# Short problem
Quote the database schema text below word for word. Begin at "Database Schema Changes" and stop after "at this scale.".

# Text passage
---------------

Database Schema Changes
Assumes Postgres. If the existing app uses a different database, adapt accordingly - pgvector is strongly preferred for embedding storage at this scale.
New extension
CREATE EXTENSION IF NOT EXISTS vector;
New tables
-- Raw WD14 tagger output, one row per (image, tag, model_version)
CREATE TABLE image_tag_predictions (
id BIGSERIAL PRIMARY KEY,
image_id BIGINT NOT NULL REFERENCES images(id) ON DELETE CASCADE,
tag_name TEXT NOT NULL,
tag_category TEXT NOT NULL, -- 'general', 'character', 'copyright', 'rating', 'meta'
confidence REAL NOT NULL,
model_version TEXT NOT NULL, -- e.g. 'wd-eva02-large-tagger-v3'
created_at TIMESTAMPTZ NOT NULL DEFAULT NOW()
);
CREATE INDEX idx_tag_predictions_image ON image_tag_predictions(image_id);
CREATE INDEX idx_tag_predictions_tag ON image_tag_predictions(tag_name);
CREATE INDEX idx_tag_predictions_model ON image_tag_predictions(model_version);
-- Image embeddings for similarity search
CREATE TABLE image_embeddings (
image_id BIGINT NOT NULL REFERENCES images(id) ON DELETE CASCADE,
model_version TEXT NOT NULL,
embedding vector(1152) NOT NULL, -- adjust dimension to match chosen model
created_at TIMESTAMPTZ NOT NULL DEFAULT NOW(),
PRIMARY KEY (image_id, model_version)
);
-- HNSW index for fast nearest-neighbor search
CREATE INDEX idx_embeddings_hnsw ON image_embeddings
USING hnsw (embedding vector_cosine_ops);
-- Cached centroid embeddings per character, for fast suggestion queries
CREATE TABLE character_reference_embeddings (
character_tag TEXT NOT NULL,
model_version TEXT NOT NULL,
centroid vector(1152) NOT NULL,
reference_count INTEGER NOT NULL, -- how many confirmed images contributed
computed_at TIMESTAMPTZ NOT NULL DEFAULT NOW(),
PRIMARY KEY (character_tag, model_version)
);
-- Tracks user decisions on suggestions for future tuning/reranking
CREATE TABLE suggestion_feedback (
id BIGSERIAL PRIMARY KEY,
image_id BIGINT NOT NULL REFERENCES images(id) ON DELETE CASCADE,
tag_name TEXT NOT NULL,
suggestion_source TEXT NOT NULL, -- 'wd14' or 'embedding_similarity'
confidence REAL NOT NULL,
decision TEXT NOT NULL, -- 'accepted' or 'rejected'
decided_at TIMESTAMPTZ NOT NULL DEFAULT NOW()

---------------

# Raw records
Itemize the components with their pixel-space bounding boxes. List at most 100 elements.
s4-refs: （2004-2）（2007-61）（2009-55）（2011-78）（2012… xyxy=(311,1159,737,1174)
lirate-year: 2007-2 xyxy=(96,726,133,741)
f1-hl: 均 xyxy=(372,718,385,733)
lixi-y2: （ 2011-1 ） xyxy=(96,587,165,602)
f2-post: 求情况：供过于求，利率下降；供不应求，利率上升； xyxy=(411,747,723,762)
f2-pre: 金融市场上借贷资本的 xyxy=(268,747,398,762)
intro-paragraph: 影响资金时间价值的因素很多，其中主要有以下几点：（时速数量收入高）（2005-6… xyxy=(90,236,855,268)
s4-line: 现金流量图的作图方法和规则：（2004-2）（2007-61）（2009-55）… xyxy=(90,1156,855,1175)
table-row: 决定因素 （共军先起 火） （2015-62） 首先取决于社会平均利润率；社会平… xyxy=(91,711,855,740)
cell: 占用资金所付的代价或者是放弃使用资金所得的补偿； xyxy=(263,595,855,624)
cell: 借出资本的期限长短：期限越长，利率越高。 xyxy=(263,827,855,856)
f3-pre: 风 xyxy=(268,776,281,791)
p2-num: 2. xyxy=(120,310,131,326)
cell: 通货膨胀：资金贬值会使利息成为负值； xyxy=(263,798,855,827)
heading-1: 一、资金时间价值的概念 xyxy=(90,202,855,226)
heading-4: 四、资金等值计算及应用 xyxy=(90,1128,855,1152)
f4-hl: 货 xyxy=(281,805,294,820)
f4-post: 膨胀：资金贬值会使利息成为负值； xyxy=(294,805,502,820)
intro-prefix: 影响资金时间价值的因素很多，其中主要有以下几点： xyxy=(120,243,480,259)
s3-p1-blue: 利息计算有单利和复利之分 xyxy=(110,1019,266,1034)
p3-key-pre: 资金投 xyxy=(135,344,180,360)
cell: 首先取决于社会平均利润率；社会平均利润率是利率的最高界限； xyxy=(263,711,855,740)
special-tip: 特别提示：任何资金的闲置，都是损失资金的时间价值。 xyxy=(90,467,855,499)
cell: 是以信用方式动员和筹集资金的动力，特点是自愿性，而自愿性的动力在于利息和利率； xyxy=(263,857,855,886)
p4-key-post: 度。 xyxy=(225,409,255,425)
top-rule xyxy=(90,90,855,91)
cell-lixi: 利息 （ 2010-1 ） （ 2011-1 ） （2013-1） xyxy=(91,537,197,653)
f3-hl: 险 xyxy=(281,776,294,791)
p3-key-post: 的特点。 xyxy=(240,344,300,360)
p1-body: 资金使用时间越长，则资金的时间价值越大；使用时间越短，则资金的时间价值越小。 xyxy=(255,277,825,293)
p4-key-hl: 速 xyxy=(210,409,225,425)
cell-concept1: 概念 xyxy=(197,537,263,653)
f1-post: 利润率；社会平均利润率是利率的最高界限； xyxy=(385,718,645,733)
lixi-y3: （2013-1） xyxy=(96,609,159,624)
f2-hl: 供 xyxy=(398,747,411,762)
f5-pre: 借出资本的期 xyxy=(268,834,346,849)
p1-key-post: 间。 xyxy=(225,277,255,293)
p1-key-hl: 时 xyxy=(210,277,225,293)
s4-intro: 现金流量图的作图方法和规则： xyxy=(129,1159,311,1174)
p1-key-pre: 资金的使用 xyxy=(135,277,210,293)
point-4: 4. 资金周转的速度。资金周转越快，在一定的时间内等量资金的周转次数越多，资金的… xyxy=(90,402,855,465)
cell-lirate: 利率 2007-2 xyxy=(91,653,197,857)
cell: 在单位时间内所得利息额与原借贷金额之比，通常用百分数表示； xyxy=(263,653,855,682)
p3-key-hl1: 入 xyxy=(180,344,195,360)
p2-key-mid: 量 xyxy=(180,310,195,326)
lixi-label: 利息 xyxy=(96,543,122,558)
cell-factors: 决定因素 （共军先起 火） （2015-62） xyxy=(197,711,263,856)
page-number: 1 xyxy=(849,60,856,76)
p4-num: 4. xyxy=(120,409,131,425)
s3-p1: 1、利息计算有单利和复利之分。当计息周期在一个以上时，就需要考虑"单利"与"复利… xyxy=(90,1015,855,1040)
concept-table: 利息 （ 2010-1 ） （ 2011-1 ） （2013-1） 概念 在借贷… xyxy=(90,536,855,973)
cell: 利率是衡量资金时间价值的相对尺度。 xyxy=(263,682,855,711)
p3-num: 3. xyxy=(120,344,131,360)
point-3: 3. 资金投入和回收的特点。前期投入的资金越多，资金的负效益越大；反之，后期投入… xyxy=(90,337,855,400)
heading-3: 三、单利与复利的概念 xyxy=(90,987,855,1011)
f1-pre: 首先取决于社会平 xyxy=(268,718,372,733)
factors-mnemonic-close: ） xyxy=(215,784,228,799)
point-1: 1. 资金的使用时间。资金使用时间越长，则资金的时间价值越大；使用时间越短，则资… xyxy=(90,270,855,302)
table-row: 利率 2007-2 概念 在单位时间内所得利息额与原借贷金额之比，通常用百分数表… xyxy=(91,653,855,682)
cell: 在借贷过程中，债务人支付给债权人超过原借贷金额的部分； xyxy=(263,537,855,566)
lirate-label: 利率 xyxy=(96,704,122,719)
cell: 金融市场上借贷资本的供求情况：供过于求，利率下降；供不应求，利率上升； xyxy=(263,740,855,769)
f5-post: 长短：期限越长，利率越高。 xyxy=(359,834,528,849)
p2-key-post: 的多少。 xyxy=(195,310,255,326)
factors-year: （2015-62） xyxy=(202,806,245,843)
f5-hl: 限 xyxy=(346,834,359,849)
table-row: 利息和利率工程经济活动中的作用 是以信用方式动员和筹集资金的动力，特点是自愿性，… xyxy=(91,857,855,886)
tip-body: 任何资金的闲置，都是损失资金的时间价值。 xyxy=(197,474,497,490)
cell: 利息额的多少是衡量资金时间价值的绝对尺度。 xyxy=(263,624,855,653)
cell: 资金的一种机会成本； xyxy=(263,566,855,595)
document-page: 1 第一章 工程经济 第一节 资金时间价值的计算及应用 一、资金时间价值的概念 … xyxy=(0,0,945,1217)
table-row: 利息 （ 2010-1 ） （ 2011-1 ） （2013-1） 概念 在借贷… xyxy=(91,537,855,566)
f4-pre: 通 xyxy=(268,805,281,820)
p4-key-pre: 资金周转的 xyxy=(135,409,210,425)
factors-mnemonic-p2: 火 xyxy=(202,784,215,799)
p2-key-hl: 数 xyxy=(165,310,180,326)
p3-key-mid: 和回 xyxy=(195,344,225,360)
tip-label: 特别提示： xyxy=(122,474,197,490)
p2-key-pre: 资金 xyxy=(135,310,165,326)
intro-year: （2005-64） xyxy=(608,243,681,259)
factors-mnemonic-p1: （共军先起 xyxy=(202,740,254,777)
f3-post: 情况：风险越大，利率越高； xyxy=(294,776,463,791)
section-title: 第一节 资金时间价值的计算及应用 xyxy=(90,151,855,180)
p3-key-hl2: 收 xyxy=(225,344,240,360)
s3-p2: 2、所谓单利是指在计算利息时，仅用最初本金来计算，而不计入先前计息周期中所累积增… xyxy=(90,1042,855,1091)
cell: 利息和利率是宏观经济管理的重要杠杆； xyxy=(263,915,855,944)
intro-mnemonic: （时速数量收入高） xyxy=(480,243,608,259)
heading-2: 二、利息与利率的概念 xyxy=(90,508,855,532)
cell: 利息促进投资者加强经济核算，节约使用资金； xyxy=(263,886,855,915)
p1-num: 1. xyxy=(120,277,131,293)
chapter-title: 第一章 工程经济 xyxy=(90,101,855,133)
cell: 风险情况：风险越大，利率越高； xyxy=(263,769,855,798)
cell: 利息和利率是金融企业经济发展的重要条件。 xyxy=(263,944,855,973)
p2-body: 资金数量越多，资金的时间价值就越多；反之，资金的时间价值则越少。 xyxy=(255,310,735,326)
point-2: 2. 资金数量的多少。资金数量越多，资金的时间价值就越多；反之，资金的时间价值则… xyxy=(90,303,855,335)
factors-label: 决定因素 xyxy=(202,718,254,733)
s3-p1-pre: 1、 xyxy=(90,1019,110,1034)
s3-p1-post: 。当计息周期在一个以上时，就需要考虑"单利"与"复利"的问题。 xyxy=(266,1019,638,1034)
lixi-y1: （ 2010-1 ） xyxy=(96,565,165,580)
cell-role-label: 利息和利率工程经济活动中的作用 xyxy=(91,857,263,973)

---------------

# Task output
Database Schema Changes
Assumes Postgres. If the existing app uses a different database, adapt accordingly - pgvector is strongly preferred for embedding storage at this scale.